Every line below should be copied exactly; drop the pictures.
* start *
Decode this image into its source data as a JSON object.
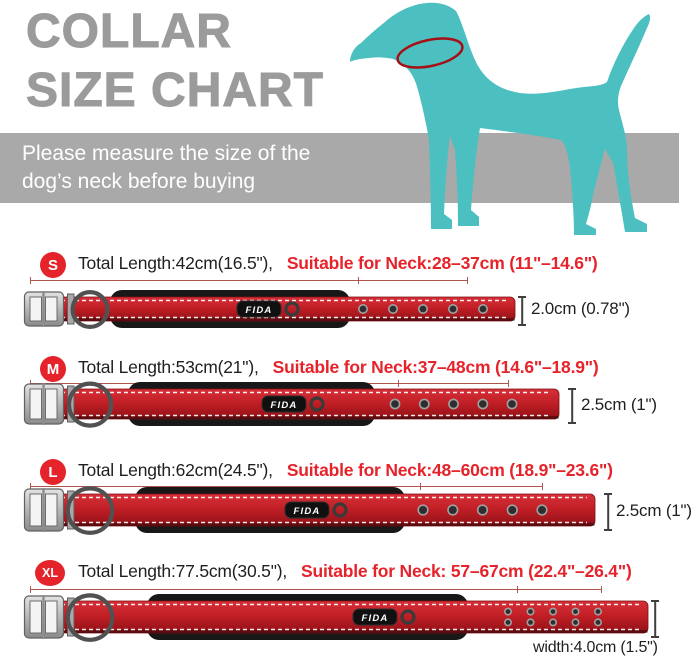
{
  "title": {
    "line1": "COLLAR",
    "line2": "SIZE CHART"
  },
  "banner": {
    "line1": "Please measure the size of the",
    "line2": "dog’s neck before buying"
  },
  "brand": "FIDA",
  "colors": {
    "dog_teal": "#4cc0c0",
    "banner_gray": "#a9a9a9",
    "title_gray": "#9b9b9b",
    "accent_red": "#e6232a",
    "collar_red": "#c9242b",
    "neck_ring_red": "#a50f15"
  },
  "sizes": [
    {
      "badge": "S",
      "total_length": "Total Length:42cm(16.5\"),",
      "neck_range": "Suitable for Neck:28–37cm (11\"–14.6\")",
      "width_label": "2.0cm (0.78\")"
    },
    {
      "badge": "M",
      "total_length": "Total Length:53cm(21\"),",
      "neck_range": "Suitable for Neck:37–48cm (14.6\"–18.9\")",
      "width_label": "2.5cm (1\")"
    },
    {
      "badge": "L",
      "total_length": "Total Length:62cm(24.5\"),",
      "neck_range": "Suitable for Neck:48–60cm (18.9\"–23.6\")",
      "width_label": "2.5cm (1\")"
    },
    {
      "badge": "XL",
      "total_length": "Total Length:77.5cm(30.5\"),",
      "neck_range": "Suitable for Neck: 57–67cm (22.4\"–26.4\")",
      "width_label": "width:4.0cm (1.5\")"
    }
  ]
}
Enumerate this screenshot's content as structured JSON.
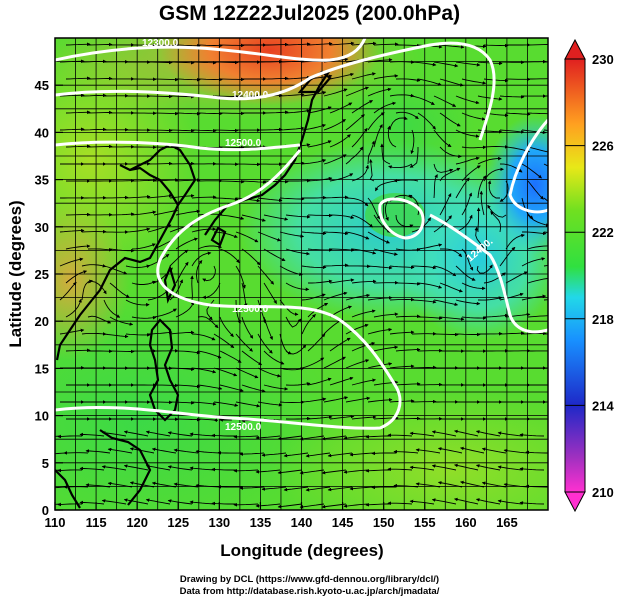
{
  "title": "GSM 12Z22Jul2025 (200.0hPa)",
  "axes": {
    "xlabel": "Longitude (degrees)",
    "ylabel": "Latitude (degrees)",
    "x_ticks": [
      "110",
      "115",
      "120",
      "125",
      "130",
      "135",
      "140",
      "145",
      "150",
      "155",
      "160",
      "165"
    ],
    "y_ticks": [
      "0",
      "5",
      "10",
      "15",
      "20",
      "25",
      "30",
      "35",
      "40",
      "45"
    ],
    "xlim": [
      110,
      170
    ],
    "ylim": [
      0,
      50
    ]
  },
  "colorbar": {
    "ticks": [
      "230",
      "226",
      "222",
      "218",
      "214",
      "210"
    ],
    "range": [
      210,
      230
    ],
    "colors": [
      "#ff2fd0",
      "#c030c0",
      "#2020c8",
      "#1c7cff",
      "#20d8ff",
      "#30e840",
      "#80e020",
      "#f0e010",
      "#ffa020",
      "#ff3020",
      "#d82020"
    ]
  },
  "contours": {
    "labels": [
      "12300.0",
      "12400.0",
      "12500.0",
      "12400.",
      "12500.0",
      "12600.0",
      "12400.",
      "12500.0"
    ],
    "color": "#ffffff"
  },
  "credits": {
    "line1": "Drawing by DCL (https://www.gfd-dennou.org/library/dcl/)",
    "line2": "Data from http://database.rish.kyoto-u.ac.jp/arch/jmadata/"
  }
}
* end *
### OUTPUT OF THE TASK:
Decode this image into its source data as a JSON object.
{
  "title": {
    "line1": "COLLAR",
    "line2": "SIZE CHART"
  },
  "banner": {
    "line1": "Please measure the size of the",
    "line2": "dog’s neck before buying"
  },
  "brand": "FIDA",
  "colors": {
    "dog_teal": "#4cc0c0",
    "banner_gray": "#a9a9a9",
    "title_gray": "#9b9b9b",
    "accent_red": "#e6232a",
    "collar_red": "#c9242b",
    "neck_ring_red": "#a50f15"
  },
  "sizes": [
    {
      "badge": "S",
      "total_length": "Total Length:42cm(16.5\"),",
      "neck_range": "Suitable for Neck:28–37cm (11\"–14.6\")",
      "width_label": "2.0cm (0.78\")"
    },
    {
      "badge": "M",
      "total_length": "Total Length:53cm(21\"),",
      "neck_range": "Suitable for Neck:37–48cm (14.6\"–18.9\")",
      "width_label": "2.5cm (1\")"
    },
    {
      "badge": "L",
      "total_length": "Total Length:62cm(24.5\"),",
      "neck_range": "Suitable for Neck:48–60cm (18.9\"–23.6\")",
      "width_label": "2.5cm (1\")"
    },
    {
      "badge": "XL",
      "total_length": "Total Length:77.5cm(30.5\"),",
      "neck_range": "Suitable for Neck: 57–67cm (22.4\"–26.4\")",
      "width_label": "width:4.0cm (1.5\")"
    }
  ]
}
Enumerate this screenshot's content as structured JSON.
{
  "title": "GSM 12Z22Jul2025 (200.0hPa)",
  "axes": {
    "xlabel": "Longitude (degrees)",
    "ylabel": "Latitude (degrees)",
    "x_ticks": [
      "110",
      "115",
      "120",
      "125",
      "130",
      "135",
      "140",
      "145",
      "150",
      "155",
      "160",
      "165"
    ],
    "y_ticks": [
      "0",
      "5",
      "10",
      "15",
      "20",
      "25",
      "30",
      "35",
      "40",
      "45"
    ],
    "xlim": [
      110,
      170
    ],
    "ylim": [
      0,
      50
    ]
  },
  "colorbar": {
    "ticks": [
      "230",
      "226",
      "222",
      "218",
      "214",
      "210"
    ],
    "range": [
      210,
      230
    ],
    "colors": [
      "#ff2fd0",
      "#c030c0",
      "#2020c8",
      "#1c7cff",
      "#20d8ff",
      "#30e840",
      "#80e020",
      "#f0e010",
      "#ffa020",
      "#ff3020",
      "#d82020"
    ]
  },
  "contours": {
    "labels": [
      "12300.0",
      "12400.0",
      "12500.0",
      "12400.",
      "12500.0",
      "12600.0",
      "12400.",
      "12500.0"
    ],
    "color": "#ffffff"
  },
  "credits": {
    "line1": "Drawing by DCL (https://www.gfd-dennou.org/library/dcl/)",
    "line2": "Data from http://database.rish.kyoto-u.ac.jp/arch/jmadata/"
  }
}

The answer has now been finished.